Exercise input:
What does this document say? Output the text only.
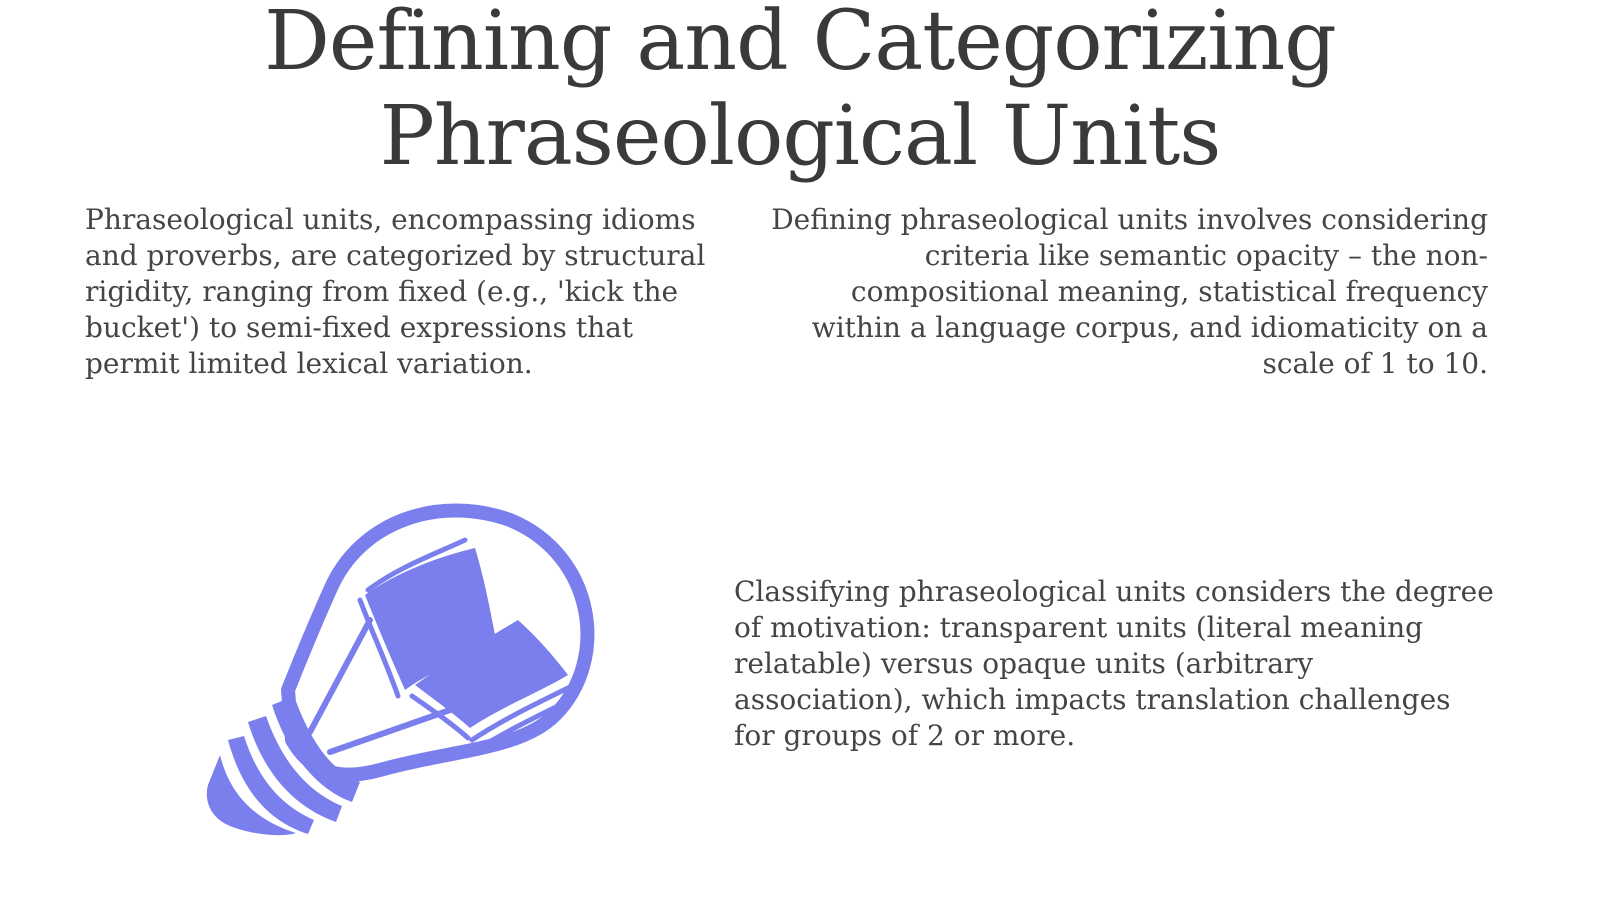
Defining and Categorizing
Phraseological Units

Phraseological units, encompassing idioms and proverbs, are categorized by structural rigidity, ranging from fixed (e.g., 'kick the bucket') to semi-fixed expressions that permit limited lexical variation.

Defining phraseological units involves considering criteria like semantic opacity – the non-compositional meaning, statistical frequency within a language corpus, and idiomaticity on a scale of 1 to 10.

Classifying phraseological units considers the degree of motivation: transparent units (literal meaning relatable) versus opaque units (arbitrary association), which impacts translation challenges for groups of 2 or more.
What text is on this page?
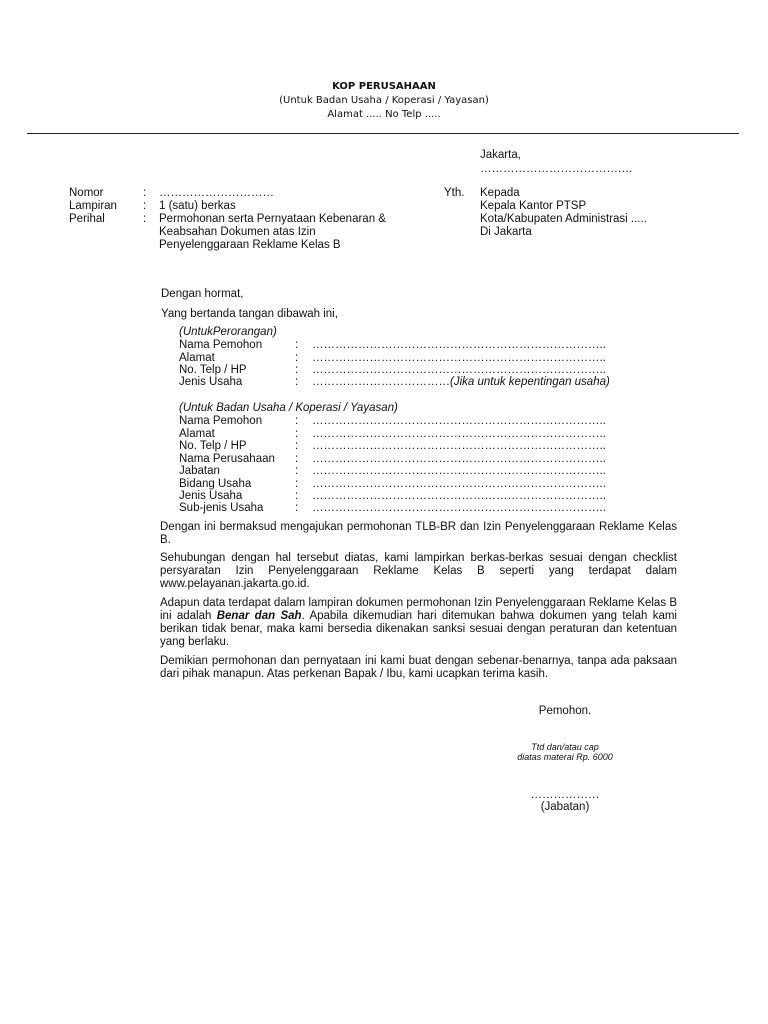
KOP PERUSAHAAN
(Untuk Badan Usaha / Koperasi / Yayasan)
Alamat ..... No Telp .....
Jakarta,
……………………………….…
Nomor	: …………………………
Lampiran : 1 (satu) berkas
Perihal	: Permohonan serta Pernyataan Kebenaran &
Keabsahan Dokumen atas Izin
Penyelenggaraan Reklame Kelas B
Yth. Kepada
Kepala Kantor PTSP
Kota/Kabupaten Administrasi .....
Di Jakarta
Dengan hormat,
Yang bertanda tangan dibawah ini,
(UntukPerorangan)
Nama Pemohon	: …………………………………………………………………..
Alamat	: …………………………………………………………………..
No. Telp / HP	: …………………………………………………………………..
Jenis Usaha	: ………………………………(Jika untuk kepentingan usaha)
(Untuk Badan Usaha / Koperasi / Yayasan)
Nama Pemohon	: …………………………………………………………………..
Alamat	: …………………………………………………………………..
No. Telp / HP	: …………………………………………………………………..
Nama Perusahaan : …………………………………………………………………..
Jabatan	: …………………………………………………………………..
Bidang Usaha	: …………………………………………………………………..
Jenis Usaha	: …………………………………………………………………..
Sub-jenis Usaha	: …………………………………………………………………..
Dengan ini bermaksud mengajukan permohonan TLB-BR dan Izin Penyelenggaraan Reklame Kelas B.
Sehubungan dengan hal tersebut diatas, kami lampirkan berkas-berkas sesuai dengan checklist persyaratan Izin Penyelenggaraan Reklame Kelas B seperti yang terdapat dalam www.pelayanan.jakarta.go.id.
Adapun data terdapat dalam lampiran dokumen permohonan Izin Penyelenggaraan Reklame Kelas B ini adalah Benar dan Sah. Apabila dikemudian hari ditemukan bahwa dokumen yang telah kami berikan tidak benar, maka kami bersedia dikenakan sanksi sesuai dengan peraturan dan ketentuan yang berlaku.
Demikian permohonan dan pernyataan ini kami buat dengan sebenar-benarnya, tanpa ada paksaan dari pihak manapun. Atas perkenan Bapak / Ibu, kami ucapkan terima kasih.
Pemohon.
Ttd dan/atau cap
diatas materai Rp. 6000
………………
(Jabatan)
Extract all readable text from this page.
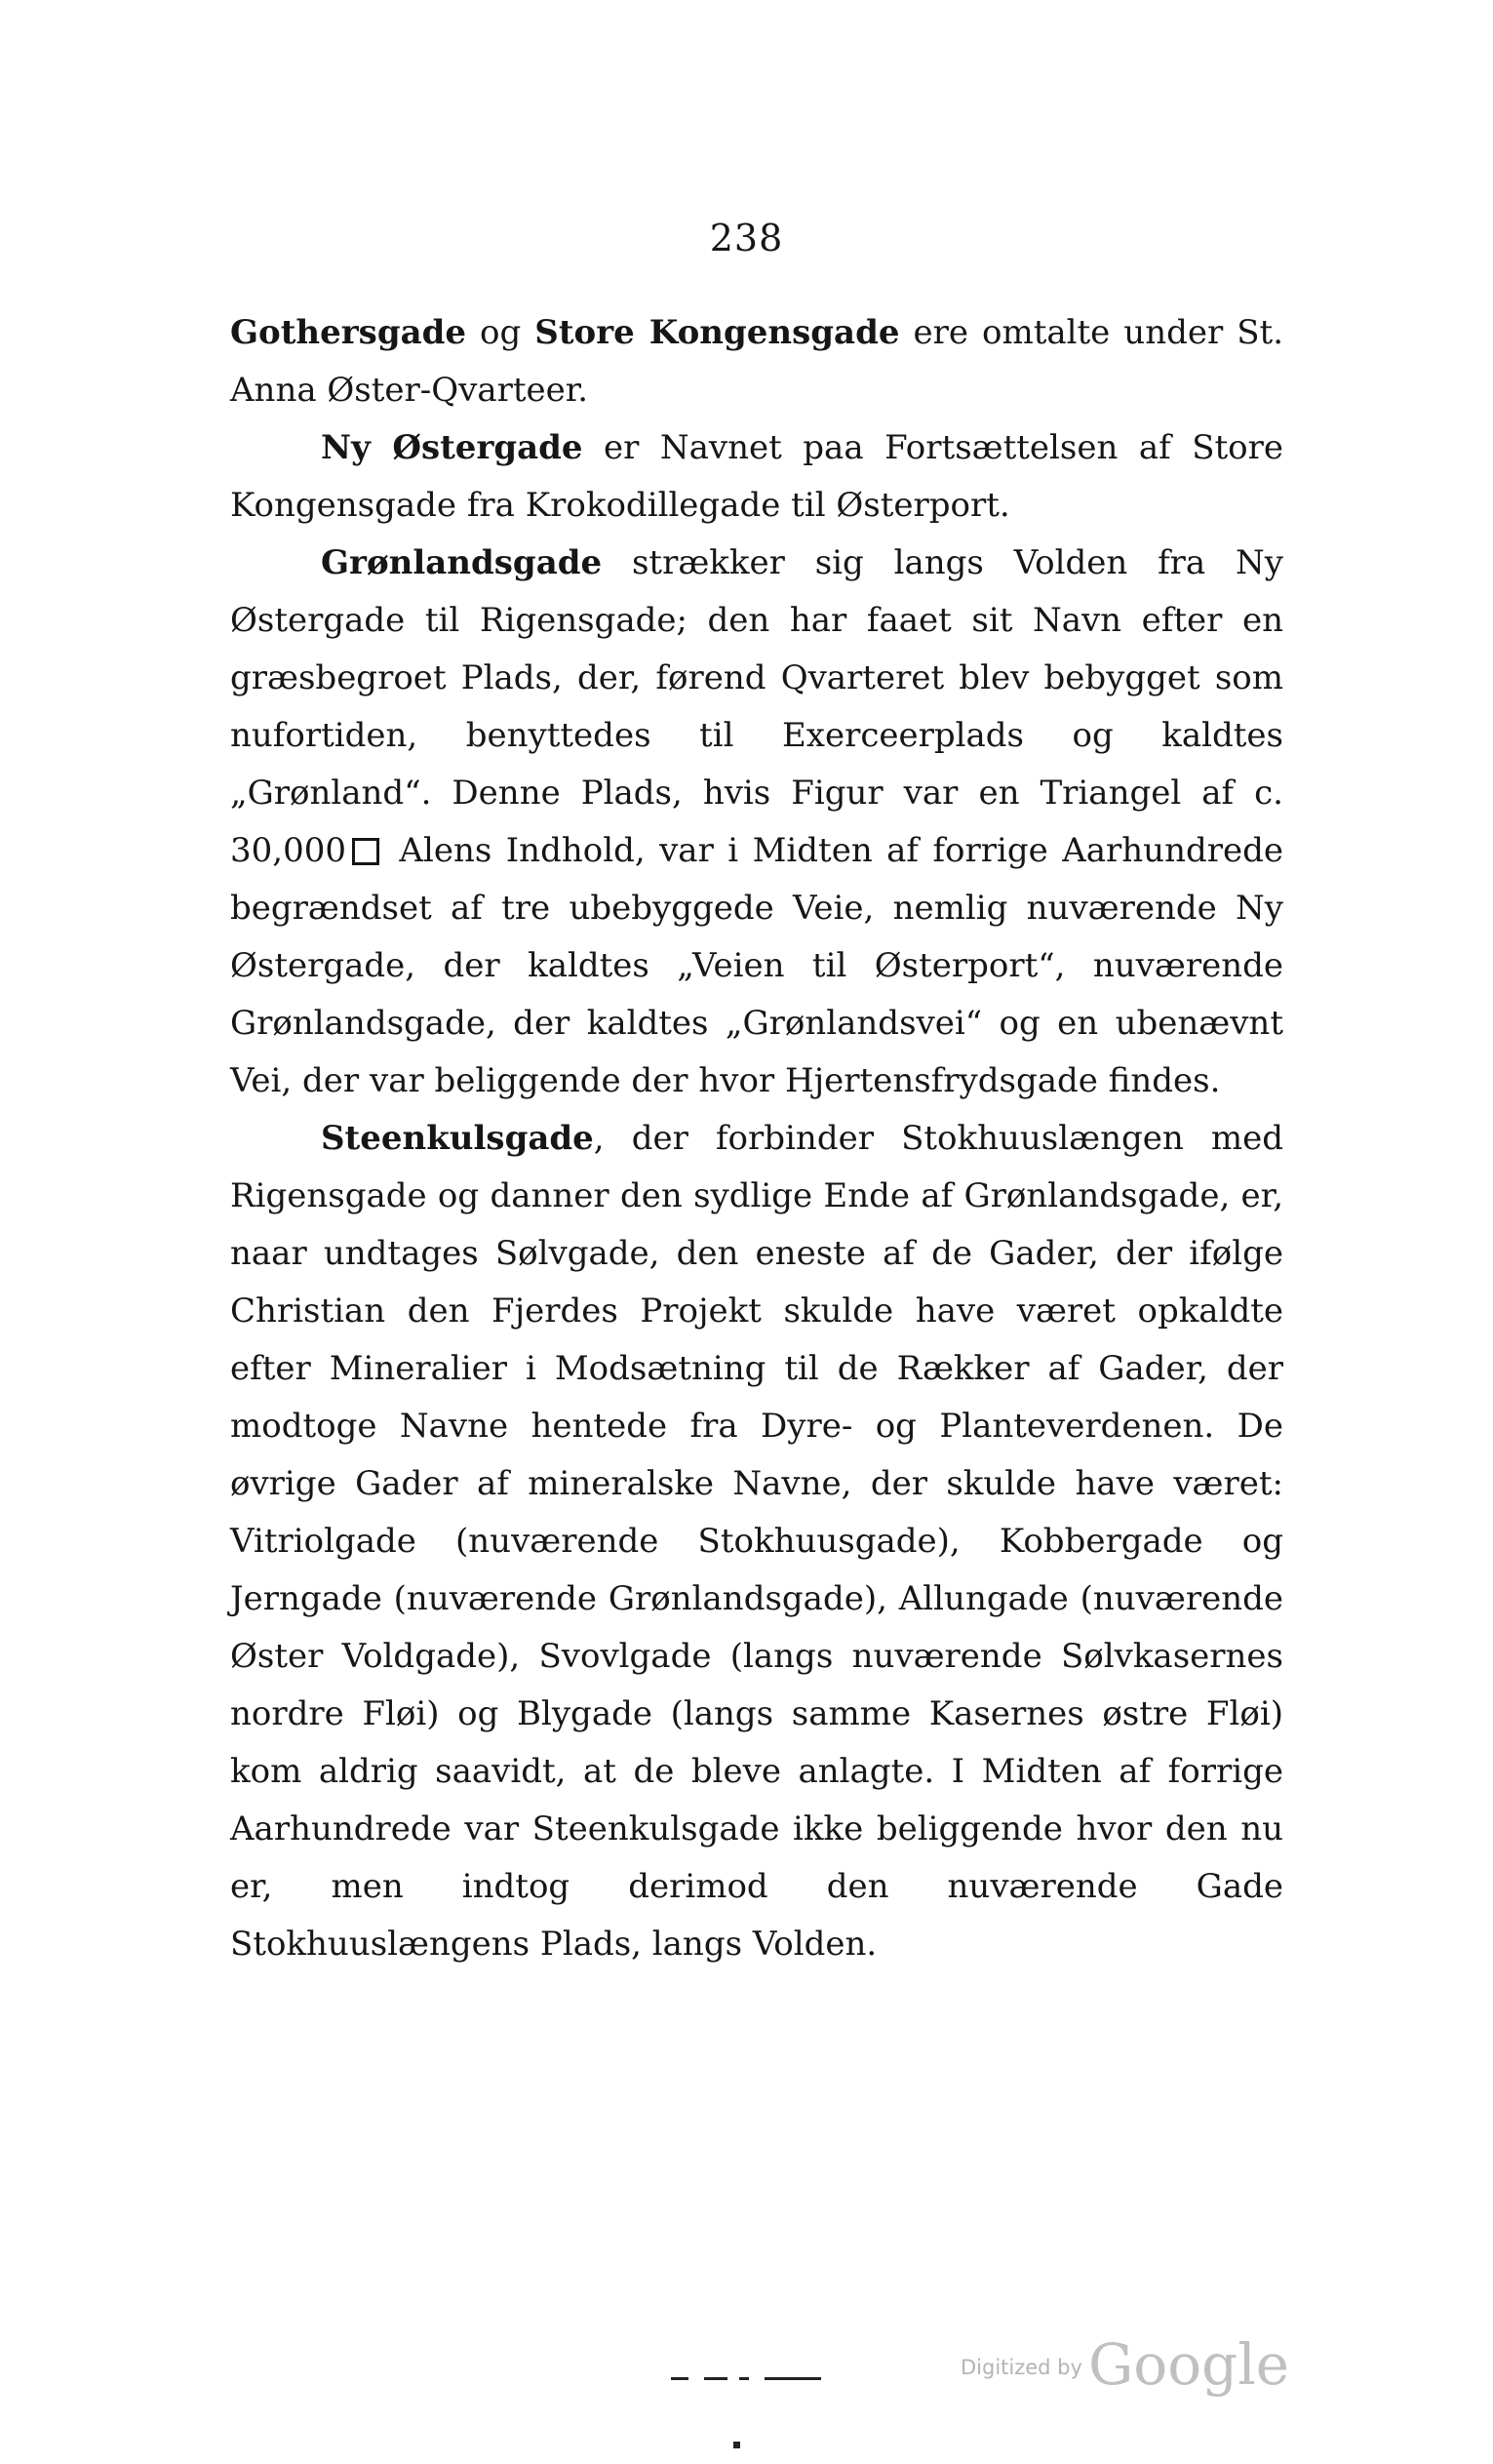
238

Gothersgade og Store Kongensgade ere omtalte under St. Anna Øster-Qvarteer.

Ny Østergade er Navnet paa Fortsættelsen af Store Kongensgade fra Krokodillegade til Østerport.

Grønlandsgade strækker sig langs Volden fra Ny Østergade til Rigensgade; den har faaet sit Navn efter en græsbegroet Plads, der, førend Qvarteret blev bebygget som nufortiden, benyttedes til Exerceerplads og kaldtes „Grønland“. Denne Plads, hvis Figur var en Triangel af c. 30,000 Alens Indhold, var i Midten af forrige Aarhundrede begrændset af tre ubebyggede Veie, nemlig nuværende Ny Østergade, der kaldtes „Veien til Østerport“, nuværende Grønlandsgade, der kaldtes „Grønlandsvei“ og en ubenævnt Vei, der var beliggende der hvor Hjertensfrydsgade findes.

Steenkulsgade, der forbinder Stokhuuslængen med Rigensgade og danner den sydlige Ende af Grønlandsgade, er, naar undtages Sølvgade, den eneste af de Gader, der ifølge Christian den Fjerdes Projekt skulde have været opkaldte efter Mineralier i Modsætning til de Rækker af Gader, der modtoge Navne hentede fra Dyre- og Planteverdenen. De øvrige Gader af mineralske Navne, der skulde have været: Vitriolgade (nuværende Stokhuusgade), Kobbergade og Jerngade (nuværende Grønlandsgade), Allungade (nuværende Øster Voldgade), Svovlgade (langs nuværende Sølvkasernes nordre Fløi) og Blygade (langs samme Kasernes østre Fløi) kom aldrig saavidt, at de bleve anlagte. I Midten af forrige Aarhundrede var Steenkulsgade ikke beliggende hvor den nu er, men indtog derimod den nuværende Gade Stokhuuslængens Plads, langs Volden.

Digitized by Google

Exercise:
Gather and return every line that holds the string "sesuai".

Solved exercise:
Sehubungan dengan hal tersebut diatas, kami lampirkan berkas-berkas sesuai dengan checklist persyaratan Izin Penyelenggaraan Reklame Kelas B seperti yang terdapat dalam www.pelayanan.jakarta.go.id.
Adapun data terdapat dalam lampiran dokumen permohonan Izin Penyelenggaraan Reklame Kelas B ini adalah Benar dan Sah. Apabila dikemudian hari ditemukan bahwa dokumen yang telah kami berikan tidak benar, maka kami bersedia dikenakan sanksi sesuai dengan peraturan dan ketentuan yang berlaku.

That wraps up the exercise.